[Objective] Reproduce all the lines exactly as they stand, apart from the pictures.

Extracted data entries:
***

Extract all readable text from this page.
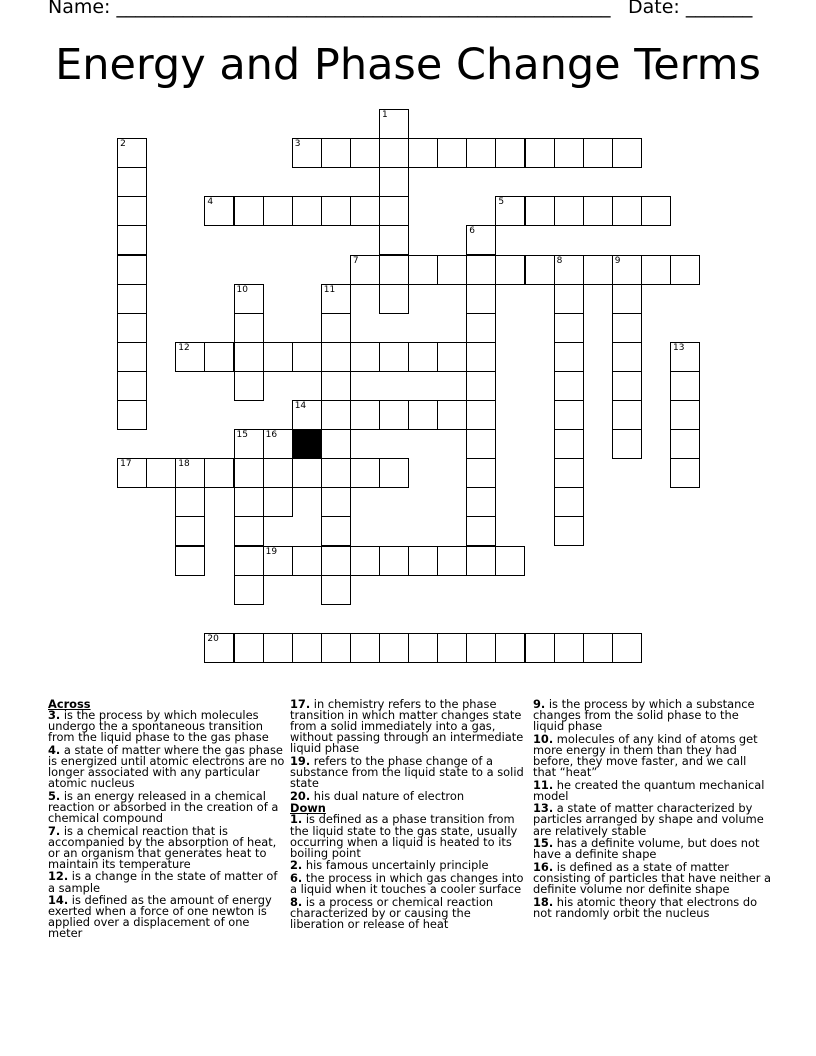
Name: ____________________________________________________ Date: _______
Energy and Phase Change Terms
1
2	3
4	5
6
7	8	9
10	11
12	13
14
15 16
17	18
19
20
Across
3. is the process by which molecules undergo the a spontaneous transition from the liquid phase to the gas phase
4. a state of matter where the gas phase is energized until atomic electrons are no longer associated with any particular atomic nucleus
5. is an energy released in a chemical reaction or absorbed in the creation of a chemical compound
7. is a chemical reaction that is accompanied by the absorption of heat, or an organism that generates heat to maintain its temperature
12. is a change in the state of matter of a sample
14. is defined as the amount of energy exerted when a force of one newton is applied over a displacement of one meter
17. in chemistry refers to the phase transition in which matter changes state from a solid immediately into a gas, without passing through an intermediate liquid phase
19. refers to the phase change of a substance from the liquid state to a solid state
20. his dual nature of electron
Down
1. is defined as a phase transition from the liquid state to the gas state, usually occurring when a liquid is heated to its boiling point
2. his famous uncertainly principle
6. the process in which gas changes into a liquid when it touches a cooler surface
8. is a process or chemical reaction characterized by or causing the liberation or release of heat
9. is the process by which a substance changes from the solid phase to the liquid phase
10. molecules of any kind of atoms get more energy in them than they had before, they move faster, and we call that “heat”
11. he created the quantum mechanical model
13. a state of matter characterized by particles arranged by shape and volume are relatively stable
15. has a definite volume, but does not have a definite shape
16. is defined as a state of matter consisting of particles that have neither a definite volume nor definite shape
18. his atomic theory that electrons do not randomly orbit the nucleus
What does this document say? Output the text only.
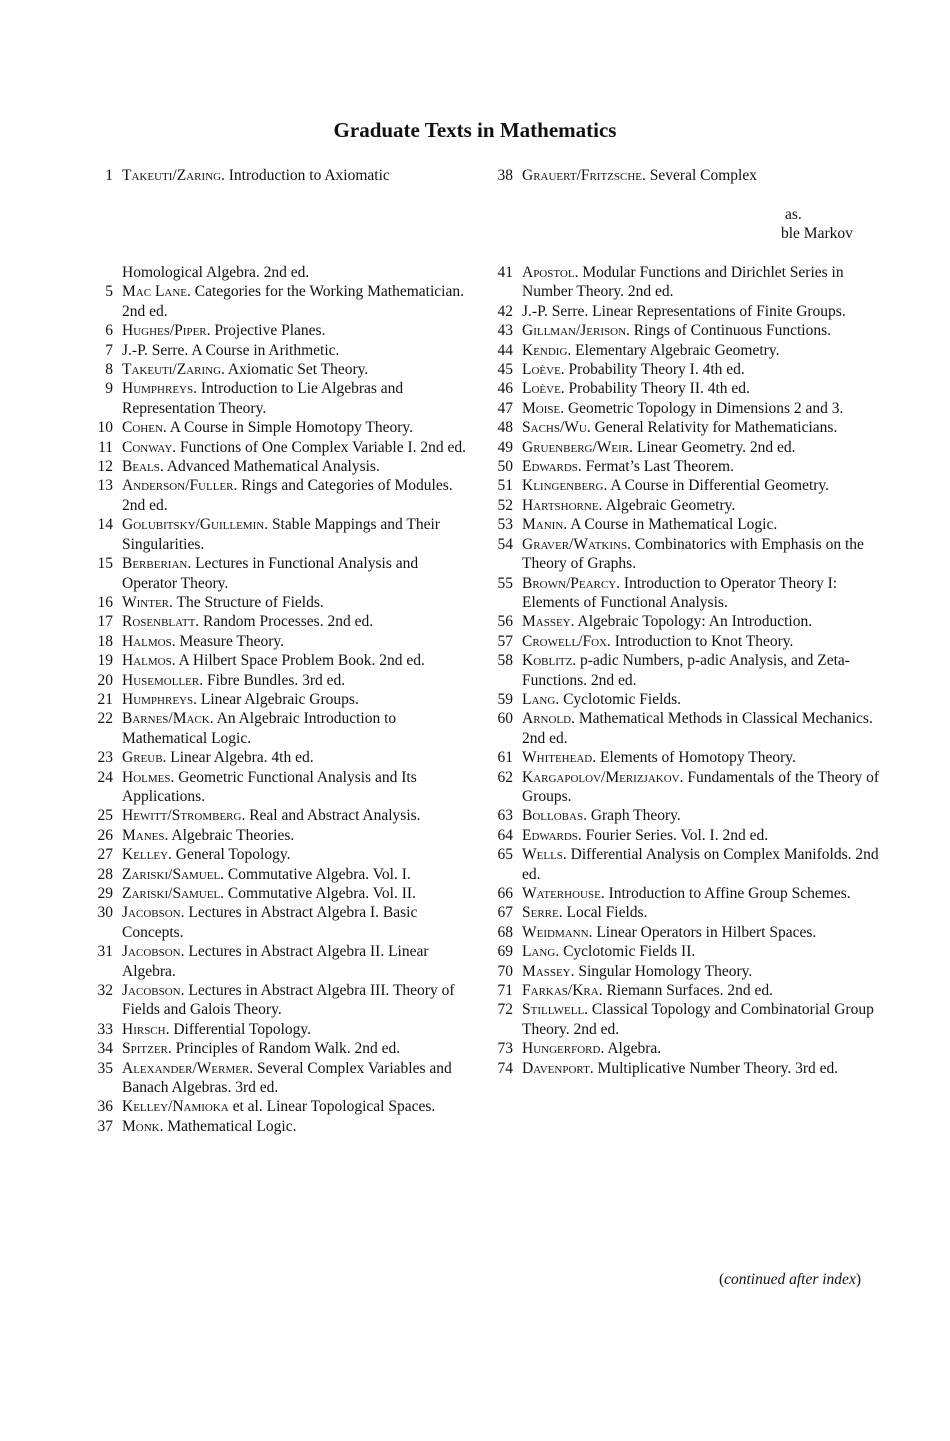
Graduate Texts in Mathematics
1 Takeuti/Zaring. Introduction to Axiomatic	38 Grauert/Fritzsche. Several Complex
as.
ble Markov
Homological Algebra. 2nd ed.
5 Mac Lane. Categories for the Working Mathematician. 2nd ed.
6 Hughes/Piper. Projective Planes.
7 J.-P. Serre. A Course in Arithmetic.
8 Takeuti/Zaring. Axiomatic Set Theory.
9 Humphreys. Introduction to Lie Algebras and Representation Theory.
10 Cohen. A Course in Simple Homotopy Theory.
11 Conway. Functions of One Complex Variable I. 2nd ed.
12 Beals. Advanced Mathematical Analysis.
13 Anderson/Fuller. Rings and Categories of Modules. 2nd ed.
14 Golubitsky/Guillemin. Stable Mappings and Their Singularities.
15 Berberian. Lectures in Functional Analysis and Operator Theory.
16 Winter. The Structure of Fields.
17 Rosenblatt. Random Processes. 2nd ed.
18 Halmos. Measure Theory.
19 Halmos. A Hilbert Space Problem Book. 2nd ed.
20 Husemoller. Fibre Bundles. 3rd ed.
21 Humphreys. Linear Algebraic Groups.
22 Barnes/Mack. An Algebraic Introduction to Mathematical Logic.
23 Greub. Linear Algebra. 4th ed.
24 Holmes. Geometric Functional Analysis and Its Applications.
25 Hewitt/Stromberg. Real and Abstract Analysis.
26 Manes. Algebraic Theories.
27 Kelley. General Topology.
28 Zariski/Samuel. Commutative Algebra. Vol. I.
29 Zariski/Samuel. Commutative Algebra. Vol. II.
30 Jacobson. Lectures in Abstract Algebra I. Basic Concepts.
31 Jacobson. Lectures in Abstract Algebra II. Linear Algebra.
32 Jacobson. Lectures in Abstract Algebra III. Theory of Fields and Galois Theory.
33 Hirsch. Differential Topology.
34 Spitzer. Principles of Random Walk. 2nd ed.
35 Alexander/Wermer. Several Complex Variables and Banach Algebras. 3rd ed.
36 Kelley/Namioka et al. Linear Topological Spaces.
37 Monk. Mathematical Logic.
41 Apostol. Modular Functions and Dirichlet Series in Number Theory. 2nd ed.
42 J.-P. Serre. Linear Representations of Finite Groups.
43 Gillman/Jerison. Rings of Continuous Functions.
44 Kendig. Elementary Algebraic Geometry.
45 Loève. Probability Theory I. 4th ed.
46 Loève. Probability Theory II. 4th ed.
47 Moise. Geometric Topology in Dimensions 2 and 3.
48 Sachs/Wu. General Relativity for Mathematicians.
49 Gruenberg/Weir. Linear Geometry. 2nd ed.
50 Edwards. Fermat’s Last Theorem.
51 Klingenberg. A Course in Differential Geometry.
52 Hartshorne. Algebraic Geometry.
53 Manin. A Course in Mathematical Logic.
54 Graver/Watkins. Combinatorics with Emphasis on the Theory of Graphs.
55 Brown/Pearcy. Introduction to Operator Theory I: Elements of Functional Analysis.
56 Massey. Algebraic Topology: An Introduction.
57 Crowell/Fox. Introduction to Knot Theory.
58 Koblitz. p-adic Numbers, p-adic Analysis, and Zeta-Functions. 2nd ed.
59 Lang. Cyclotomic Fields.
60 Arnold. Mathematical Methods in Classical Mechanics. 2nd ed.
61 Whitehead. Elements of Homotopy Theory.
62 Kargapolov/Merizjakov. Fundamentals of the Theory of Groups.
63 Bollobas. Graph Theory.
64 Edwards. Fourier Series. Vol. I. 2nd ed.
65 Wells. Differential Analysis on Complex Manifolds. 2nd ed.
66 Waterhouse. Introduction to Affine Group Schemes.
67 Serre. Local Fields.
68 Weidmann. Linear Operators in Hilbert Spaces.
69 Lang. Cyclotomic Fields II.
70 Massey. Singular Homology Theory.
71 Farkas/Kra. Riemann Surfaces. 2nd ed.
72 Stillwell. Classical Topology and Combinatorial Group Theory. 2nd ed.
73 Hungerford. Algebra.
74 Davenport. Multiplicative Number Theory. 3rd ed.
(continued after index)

***

[Solution]
Extract all readable text from this page.
Name: ____________________________________________________ Date: _______
Energy and Phase Change Terms
1
2	3
4	5
6
7	8	9
10	11
12	13
14
15 16
17	18
19
20
Across
3. is the process by which molecules undergo the a spontaneous transition from the liquid phase to the gas phase
4. a state of matter where the gas phase is energized until atomic electrons are no longer associated with any particular atomic nucleus
5. is an energy released in a chemical reaction or absorbed in the creation of a chemical compound
7. is a chemical reaction that is accompanied by the absorption of heat, or an organism that generates heat to maintain its temperature
12. is a change in the state of matter of a sample
14. is defined as the amount of energy exerted when a force of one newton is applied over a displacement of one meter
17. in chemistry refers to the phase transition in which matter changes state from a solid immediately into a gas, without passing through an intermediate liquid phase
19. refers to the phase change of a substance from the liquid state to a solid state
20. his dual nature of electron
Down
1. is defined as a phase transition from the liquid state to the gas state, usually occurring when a liquid is heated to its boiling point
2. his famous uncertainly principle
6. the process in which gas changes into a liquid when it touches a cooler surface
8. is a process or chemical reaction characterized by or causing the liberation or release of heat
9. is the process by which a substance changes from the solid phase to the liquid phase
10. molecules of any kind of atoms get more energy in them than they had before, they move faster, and we call that “heat”
11. he created the quantum mechanical model
13. a state of matter characterized by particles arranged by shape and volume are relatively stable
15. has a definite volume, but does not have a definite shape
16. is defined as a state of matter consisting of particles that have neither a definite volume nor definite shape
18. his atomic theory that electrons do not randomly orbit the nucleus
What does this document say? Output the text only.
Graduate Texts in Mathematics
1 Takeuti/Zaring. Introduction to Axiomatic	38 Grauert/Fritzsche. Several Complex
as.
ble Markov
Homological Algebra. 2nd ed.
5 Mac Lane. Categories for the Working Mathematician. 2nd ed.
6 Hughes/Piper. Projective Planes.
7 J.-P. Serre. A Course in Arithmetic.
8 Takeuti/Zaring. Axiomatic Set Theory.
9 Humphreys. Introduction to Lie Algebras and Representation Theory.
10 Cohen. A Course in Simple Homotopy Theory.
11 Conway. Functions of One Complex Variable I. 2nd ed.
12 Beals. Advanced Mathematical Analysis.
13 Anderson/Fuller. Rings and Categories of Modules. 2nd ed.
14 Golubitsky/Guillemin. Stable Mappings and Their Singularities.
15 Berberian. Lectures in Functional Analysis and Operator Theory.
16 Winter. The Structure of Fields.
17 Rosenblatt. Random Processes. 2nd ed.
18 Halmos. Measure Theory.
19 Halmos. A Hilbert Space Problem Book. 2nd ed.
20 Husemoller. Fibre Bundles. 3rd ed.
21 Humphreys. Linear Algebraic Groups.
22 Barnes/Mack. An Algebraic Introduction to Mathematical Logic.
23 Greub. Linear Algebra. 4th ed.
24 Holmes. Geometric Functional Analysis and Its Applications.
25 Hewitt/Stromberg. Real and Abstract Analysis.
26 Manes. Algebraic Theories.
27 Kelley. General Topology.
28 Zariski/Samuel. Commutative Algebra. Vol. I.
29 Zariski/Samuel. Commutative Algebra. Vol. II.
30 Jacobson. Lectures in Abstract Algebra I. Basic Concepts.
31 Jacobson. Lectures in Abstract Algebra II. Linear Algebra.
32 Jacobson. Lectures in Abstract Algebra III. Theory of Fields and Galois Theory.
33 Hirsch. Differential Topology.
34 Spitzer. Principles of Random Walk. 2nd ed.
35 Alexander/Wermer. Several Complex Variables and Banach Algebras. 3rd ed.
36 Kelley/Namioka et al. Linear Topological Spaces.
37 Monk. Mathematical Logic.
41 Apostol. Modular Functions and Dirichlet Series in Number Theory. 2nd ed.
42 J.-P. Serre. Linear Representations of Finite Groups.
43 Gillman/Jerison. Rings of Continuous Functions.
44 Kendig. Elementary Algebraic Geometry.
45 Loève. Probability Theory I. 4th ed.
46 Loève. Probability Theory II. 4th ed.
47 Moise. Geometric Topology in Dimensions 2 and 3.
48 Sachs/Wu. General Relativity for Mathematicians.
49 Gruenberg/Weir. Linear Geometry. 2nd ed.
50 Edwards. Fermat’s Last Theorem.
51 Klingenberg. A Course in Differential Geometry.
52 Hartshorne. Algebraic Geometry.
53 Manin. A Course in Mathematical Logic.
54 Graver/Watkins. Combinatorics with Emphasis on the Theory of Graphs.
55 Brown/Pearcy. Introduction to Operator Theory I: Elements of Functional Analysis.
56 Massey. Algebraic Topology: An Introduction.
57 Crowell/Fox. Introduction to Knot Theory.
58 Koblitz. p-adic Numbers, p-adic Analysis, and Zeta-Functions. 2nd ed.
59 Lang. Cyclotomic Fields.
60 Arnold. Mathematical Methods in Classical Mechanics. 2nd ed.
61 Whitehead. Elements of Homotopy Theory.
62 Kargapolov/Merizjakov. Fundamentals of the Theory of Groups.
63 Bollobas. Graph Theory.
64 Edwards. Fourier Series. Vol. I. 2nd ed.
65 Wells. Differential Analysis on Complex Manifolds. 2nd ed.
66 Waterhouse. Introduction to Affine Group Schemes.
67 Serre. Local Fields.
68 Weidmann. Linear Operators in Hilbert Spaces.
69 Lang. Cyclotomic Fields II.
70 Massey. Singular Homology Theory.
71 Farkas/Kra. Riemann Surfaces. 2nd ed.
72 Stillwell. Classical Topology and Combinatorial Group Theory. 2nd ed.
73 Hungerford. Algebra.
74 Davenport. Multiplicative Number Theory. 3rd ed.
(continued after index)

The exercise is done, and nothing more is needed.